*Dataset records:*
******

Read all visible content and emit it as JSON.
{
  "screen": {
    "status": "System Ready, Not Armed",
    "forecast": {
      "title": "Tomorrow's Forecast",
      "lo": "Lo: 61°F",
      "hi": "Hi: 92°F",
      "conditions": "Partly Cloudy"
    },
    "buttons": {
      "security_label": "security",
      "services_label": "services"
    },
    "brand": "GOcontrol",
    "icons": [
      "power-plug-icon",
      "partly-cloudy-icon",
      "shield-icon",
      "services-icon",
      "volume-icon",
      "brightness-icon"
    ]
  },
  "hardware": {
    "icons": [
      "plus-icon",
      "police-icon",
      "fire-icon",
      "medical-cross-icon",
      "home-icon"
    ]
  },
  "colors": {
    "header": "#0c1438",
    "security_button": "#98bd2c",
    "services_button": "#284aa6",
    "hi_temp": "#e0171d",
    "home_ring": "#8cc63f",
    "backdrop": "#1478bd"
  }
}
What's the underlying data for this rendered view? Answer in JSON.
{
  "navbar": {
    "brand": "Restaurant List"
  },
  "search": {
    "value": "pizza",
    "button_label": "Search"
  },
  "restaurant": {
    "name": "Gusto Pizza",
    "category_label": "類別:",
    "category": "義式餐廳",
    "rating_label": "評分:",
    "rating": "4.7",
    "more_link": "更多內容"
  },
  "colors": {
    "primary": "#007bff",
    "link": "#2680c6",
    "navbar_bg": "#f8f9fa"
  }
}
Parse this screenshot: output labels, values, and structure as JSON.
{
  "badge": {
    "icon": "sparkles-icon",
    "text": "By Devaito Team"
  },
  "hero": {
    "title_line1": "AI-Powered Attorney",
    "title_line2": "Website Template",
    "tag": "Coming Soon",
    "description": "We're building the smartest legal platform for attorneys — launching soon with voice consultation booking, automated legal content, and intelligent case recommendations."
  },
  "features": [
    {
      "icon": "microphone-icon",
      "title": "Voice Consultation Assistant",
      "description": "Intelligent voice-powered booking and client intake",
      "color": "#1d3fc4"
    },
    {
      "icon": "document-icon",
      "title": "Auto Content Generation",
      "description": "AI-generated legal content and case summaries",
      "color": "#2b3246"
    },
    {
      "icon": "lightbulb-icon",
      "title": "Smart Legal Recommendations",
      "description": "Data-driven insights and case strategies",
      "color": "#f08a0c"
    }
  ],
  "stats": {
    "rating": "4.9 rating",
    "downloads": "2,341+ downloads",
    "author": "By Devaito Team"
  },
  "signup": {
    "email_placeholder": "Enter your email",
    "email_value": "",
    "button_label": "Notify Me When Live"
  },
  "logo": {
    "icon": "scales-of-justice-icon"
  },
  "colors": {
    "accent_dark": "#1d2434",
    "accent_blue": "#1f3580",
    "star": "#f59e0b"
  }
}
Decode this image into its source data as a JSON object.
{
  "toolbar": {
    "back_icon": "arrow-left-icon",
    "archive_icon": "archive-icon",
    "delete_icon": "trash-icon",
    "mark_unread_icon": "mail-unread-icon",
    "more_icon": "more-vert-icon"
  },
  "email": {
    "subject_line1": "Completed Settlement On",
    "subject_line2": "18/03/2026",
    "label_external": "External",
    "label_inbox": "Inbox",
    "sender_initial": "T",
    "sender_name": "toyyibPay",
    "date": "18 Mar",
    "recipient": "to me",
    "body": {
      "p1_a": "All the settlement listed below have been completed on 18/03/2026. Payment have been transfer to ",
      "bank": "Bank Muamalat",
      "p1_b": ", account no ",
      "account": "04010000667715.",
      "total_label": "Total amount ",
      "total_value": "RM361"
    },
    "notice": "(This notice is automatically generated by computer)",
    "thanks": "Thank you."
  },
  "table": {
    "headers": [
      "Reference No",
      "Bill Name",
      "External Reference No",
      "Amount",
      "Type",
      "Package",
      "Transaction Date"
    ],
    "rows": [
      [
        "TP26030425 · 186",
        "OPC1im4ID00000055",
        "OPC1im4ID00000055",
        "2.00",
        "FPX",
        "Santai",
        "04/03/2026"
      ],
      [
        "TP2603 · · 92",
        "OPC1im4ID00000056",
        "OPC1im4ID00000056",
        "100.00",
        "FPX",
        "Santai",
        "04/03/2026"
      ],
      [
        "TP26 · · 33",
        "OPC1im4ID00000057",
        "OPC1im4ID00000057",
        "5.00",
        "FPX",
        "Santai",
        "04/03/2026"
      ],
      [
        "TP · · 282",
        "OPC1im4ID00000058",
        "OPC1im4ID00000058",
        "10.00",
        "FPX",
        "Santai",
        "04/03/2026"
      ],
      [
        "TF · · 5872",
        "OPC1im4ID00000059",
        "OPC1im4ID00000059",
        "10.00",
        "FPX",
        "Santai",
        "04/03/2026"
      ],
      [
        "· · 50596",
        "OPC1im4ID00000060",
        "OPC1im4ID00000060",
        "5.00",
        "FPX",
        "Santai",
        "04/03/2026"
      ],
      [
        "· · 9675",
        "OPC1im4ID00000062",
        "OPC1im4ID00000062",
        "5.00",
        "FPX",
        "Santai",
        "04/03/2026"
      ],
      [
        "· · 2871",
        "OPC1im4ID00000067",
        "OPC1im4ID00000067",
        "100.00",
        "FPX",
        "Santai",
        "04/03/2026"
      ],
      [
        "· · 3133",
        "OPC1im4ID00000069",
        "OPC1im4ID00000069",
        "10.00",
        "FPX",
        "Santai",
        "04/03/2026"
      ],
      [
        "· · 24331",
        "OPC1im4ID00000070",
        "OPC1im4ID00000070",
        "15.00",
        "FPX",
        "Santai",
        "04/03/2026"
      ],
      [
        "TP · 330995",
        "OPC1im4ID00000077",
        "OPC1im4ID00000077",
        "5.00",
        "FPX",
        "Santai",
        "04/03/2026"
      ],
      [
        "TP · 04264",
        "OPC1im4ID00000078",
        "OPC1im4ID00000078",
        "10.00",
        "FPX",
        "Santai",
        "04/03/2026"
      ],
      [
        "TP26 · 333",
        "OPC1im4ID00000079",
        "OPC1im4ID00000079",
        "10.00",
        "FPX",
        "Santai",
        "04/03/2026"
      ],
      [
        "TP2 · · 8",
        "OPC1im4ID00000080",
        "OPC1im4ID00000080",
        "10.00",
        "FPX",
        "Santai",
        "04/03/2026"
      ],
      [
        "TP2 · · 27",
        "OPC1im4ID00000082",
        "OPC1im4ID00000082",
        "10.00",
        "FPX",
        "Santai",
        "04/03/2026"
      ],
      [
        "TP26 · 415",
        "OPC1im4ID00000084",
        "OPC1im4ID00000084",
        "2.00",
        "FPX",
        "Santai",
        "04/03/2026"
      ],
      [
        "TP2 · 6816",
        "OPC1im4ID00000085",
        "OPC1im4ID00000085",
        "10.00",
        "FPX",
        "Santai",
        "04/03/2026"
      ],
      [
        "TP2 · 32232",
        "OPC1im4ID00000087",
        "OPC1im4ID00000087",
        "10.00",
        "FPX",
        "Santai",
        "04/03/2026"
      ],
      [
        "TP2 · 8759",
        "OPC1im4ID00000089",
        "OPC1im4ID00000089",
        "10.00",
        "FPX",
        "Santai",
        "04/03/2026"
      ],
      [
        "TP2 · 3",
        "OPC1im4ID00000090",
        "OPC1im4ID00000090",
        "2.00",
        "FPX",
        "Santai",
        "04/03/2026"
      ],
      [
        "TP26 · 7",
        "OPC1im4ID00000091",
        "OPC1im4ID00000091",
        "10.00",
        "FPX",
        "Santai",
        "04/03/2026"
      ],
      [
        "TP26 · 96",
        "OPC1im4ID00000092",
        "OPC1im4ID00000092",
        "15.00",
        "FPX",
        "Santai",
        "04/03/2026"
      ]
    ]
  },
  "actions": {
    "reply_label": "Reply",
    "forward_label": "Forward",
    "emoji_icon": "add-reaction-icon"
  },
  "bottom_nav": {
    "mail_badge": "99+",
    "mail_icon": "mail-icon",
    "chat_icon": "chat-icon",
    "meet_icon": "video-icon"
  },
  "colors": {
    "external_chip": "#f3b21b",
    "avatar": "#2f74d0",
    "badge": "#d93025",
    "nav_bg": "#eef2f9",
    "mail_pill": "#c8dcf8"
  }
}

******

*SET EXERCISE:*
Among the lines of the material, find those that hold the word "Devaito" and copy them.

*SOLUTION TO THE EXERCISE:*
    "text": "By Devaito Team"
    "author": "By Devaito Team"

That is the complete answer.